Output every line below exactly.

^^^^^^^^^^^^^^^^

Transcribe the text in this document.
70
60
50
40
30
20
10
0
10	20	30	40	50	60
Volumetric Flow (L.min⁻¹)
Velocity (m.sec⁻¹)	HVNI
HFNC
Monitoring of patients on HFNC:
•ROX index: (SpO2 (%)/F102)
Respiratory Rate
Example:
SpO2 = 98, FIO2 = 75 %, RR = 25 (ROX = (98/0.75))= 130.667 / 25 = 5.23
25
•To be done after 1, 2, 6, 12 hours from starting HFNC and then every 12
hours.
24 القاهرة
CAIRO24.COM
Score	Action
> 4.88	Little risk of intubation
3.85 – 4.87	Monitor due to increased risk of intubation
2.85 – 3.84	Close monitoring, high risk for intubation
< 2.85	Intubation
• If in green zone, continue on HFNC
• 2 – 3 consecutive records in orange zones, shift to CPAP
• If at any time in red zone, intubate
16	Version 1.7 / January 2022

^^^^^^^^^^^^^^^^

# ANSWER BOX:
Transcribe the text in this document.
70
60
50
40
30
20
10
0
10	20	30	40	50	60
Volumetric Flow (L.min⁻¹)
Velocity (m.sec⁻¹)	HVNI
HFNC
Monitoring of patients on HFNC:
•ROX index: (SpO2 (%)/F102)
Respiratory Rate
Example:
SpO2 = 98, FIO2 = 75 %, RR = 25 (ROX = (98/0.75))= 130.667 / 25 = 5.23
25
•To be done after 1, 2, 6, 12 hours from starting HFNC and then every 12
hours.
24 القاهرة
CAIRO24.COM
Score	Action
> 4.88	Little risk of intubation
3.85 – 4.87	Monitor due to increased risk of intubation
2.85 – 3.84	Close monitoring, high risk for intubation
< 2.85	Intubation
• If in green zone, continue on HFNC
• 2 – 3 consecutive records in orange zones, shift to CPAP
• If at any time in red zone, intubate
16	Version 1.7 / January 2022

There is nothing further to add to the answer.